## What is asked
Copy out each line of the material below with no changes.

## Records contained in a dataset

- - -

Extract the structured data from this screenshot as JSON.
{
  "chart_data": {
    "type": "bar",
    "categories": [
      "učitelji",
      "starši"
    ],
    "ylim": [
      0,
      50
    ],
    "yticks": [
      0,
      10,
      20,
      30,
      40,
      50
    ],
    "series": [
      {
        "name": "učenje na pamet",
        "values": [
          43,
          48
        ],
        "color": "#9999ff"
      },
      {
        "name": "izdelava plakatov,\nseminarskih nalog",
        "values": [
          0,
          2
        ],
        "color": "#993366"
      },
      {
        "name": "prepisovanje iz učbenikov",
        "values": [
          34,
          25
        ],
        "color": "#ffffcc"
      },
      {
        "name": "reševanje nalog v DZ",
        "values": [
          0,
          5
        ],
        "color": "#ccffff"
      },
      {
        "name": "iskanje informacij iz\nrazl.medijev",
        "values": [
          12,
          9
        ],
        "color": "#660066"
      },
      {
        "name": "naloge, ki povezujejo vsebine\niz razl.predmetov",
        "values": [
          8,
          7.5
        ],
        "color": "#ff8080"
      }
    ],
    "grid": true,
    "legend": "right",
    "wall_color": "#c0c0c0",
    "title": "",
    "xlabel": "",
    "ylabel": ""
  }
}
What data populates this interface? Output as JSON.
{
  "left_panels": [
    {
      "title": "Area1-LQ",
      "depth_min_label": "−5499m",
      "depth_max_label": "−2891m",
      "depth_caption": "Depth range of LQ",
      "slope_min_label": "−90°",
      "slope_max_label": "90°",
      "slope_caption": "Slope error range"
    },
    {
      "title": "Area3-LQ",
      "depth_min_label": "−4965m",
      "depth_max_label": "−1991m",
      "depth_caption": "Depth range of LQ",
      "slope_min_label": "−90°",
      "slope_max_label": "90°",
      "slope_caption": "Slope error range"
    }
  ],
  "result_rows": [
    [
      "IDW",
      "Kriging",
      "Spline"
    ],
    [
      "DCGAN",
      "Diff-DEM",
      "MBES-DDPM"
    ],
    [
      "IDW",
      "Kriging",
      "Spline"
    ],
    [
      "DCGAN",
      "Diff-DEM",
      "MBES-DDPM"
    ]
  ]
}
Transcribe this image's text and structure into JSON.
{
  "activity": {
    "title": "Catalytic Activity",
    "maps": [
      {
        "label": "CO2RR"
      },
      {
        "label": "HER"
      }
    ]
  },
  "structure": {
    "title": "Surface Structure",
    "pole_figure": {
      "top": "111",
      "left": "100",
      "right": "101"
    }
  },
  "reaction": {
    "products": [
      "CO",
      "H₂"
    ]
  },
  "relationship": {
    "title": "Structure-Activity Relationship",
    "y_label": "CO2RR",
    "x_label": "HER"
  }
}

- - -

## Response to the task
Extract the structured data from this screenshot as JSON.
{
  "chart_data": {
    "type": "bar",
    "categories": [
      "učitelji",
      "starši"
    ],
    "ylim": [
      0,
      50
    ],
    "yticks": [
      0,
      10,
      20,
      30,
      40,
      50
    ],
    "series": [
      {
        "name": "učenje na pamet",
        "values": [
          43,
          48
        ],
        "color": "#9999ff"
      },
      {
        "name": "izdelava plakatov,\nseminarskih nalog",
        "values": [
          0,
          2
        ],
        "color": "#993366"
      },
      {
        "name": "prepisovanje iz učbenikov",
        "values": [
          34,
          25
        ],
        "color": "#ffffcc"
      },
      {
        "name": "reševanje nalog v DZ",
        "values": [
          0,
          5
        ],
        "color": "#ccffff"
      },
      {
        "name": "iskanje informacij iz\nrazl.medijev",
        "values": [
          12,
          9
        ],
        "color": "#660066"
      },
      {
        "name": "naloge, ki povezujejo vsebine\niz razl.predmetov",
        "values": [
          8,
          7.5
        ],
        "color": "#ff8080"
      }
    ],
    "grid": true,
    "legend": "right",
    "wall_color": "#c0c0c0",
    "title": "",
    "xlabel": "",
    "ylabel": ""
  }
}
What data populates this interface? Output as JSON.
{
  "left_panels": [
    {
      "title": "Area1-LQ",
      "depth_min_label": "−5499m",
      "depth_max_label": "−2891m",
      "depth_caption": "Depth range of LQ",
      "slope_min_label": "−90°",
      "slope_max_label": "90°",
      "slope_caption": "Slope error range"
    },
    {
      "title": "Area3-LQ",
      "depth_min_label": "−4965m",
      "depth_max_label": "−1991m",
      "depth_caption": "Depth range of LQ",
      "slope_min_label": "−90°",
      "slope_max_label": "90°",
      "slope_caption": "Slope error range"
    }
  ],
  "result_rows": [
    [
      "IDW",
      "Kriging",
      "Spline"
    ],
    [
      "DCGAN",
      "Diff-DEM",
      "MBES-DDPM"
    ],
    [
      "IDW",
      "Kriging",
      "Spline"
    ],
    [
      "DCGAN",
      "Diff-DEM",
      "MBES-DDPM"
    ]
  ]
}
Transcribe this image's text and structure into JSON.
{
  "activity": {
    "title": "Catalytic Activity",
    "maps": [
      {
        "label": "CO2RR"
      },
      {
        "label": "HER"
      }
    ]
  },
  "structure": {
    "title": "Surface Structure",
    "pole_figure": {
      "top": "111",
      "left": "100",
      "right": "101"
    }
  },
  "reaction": {
    "products": [
      "CO",
      "H₂"
    ]
  },
  "relationship": {
    "title": "Structure-Activity Relationship",
    "y_label": "CO2RR",
    "x_label": "HER"
  }
}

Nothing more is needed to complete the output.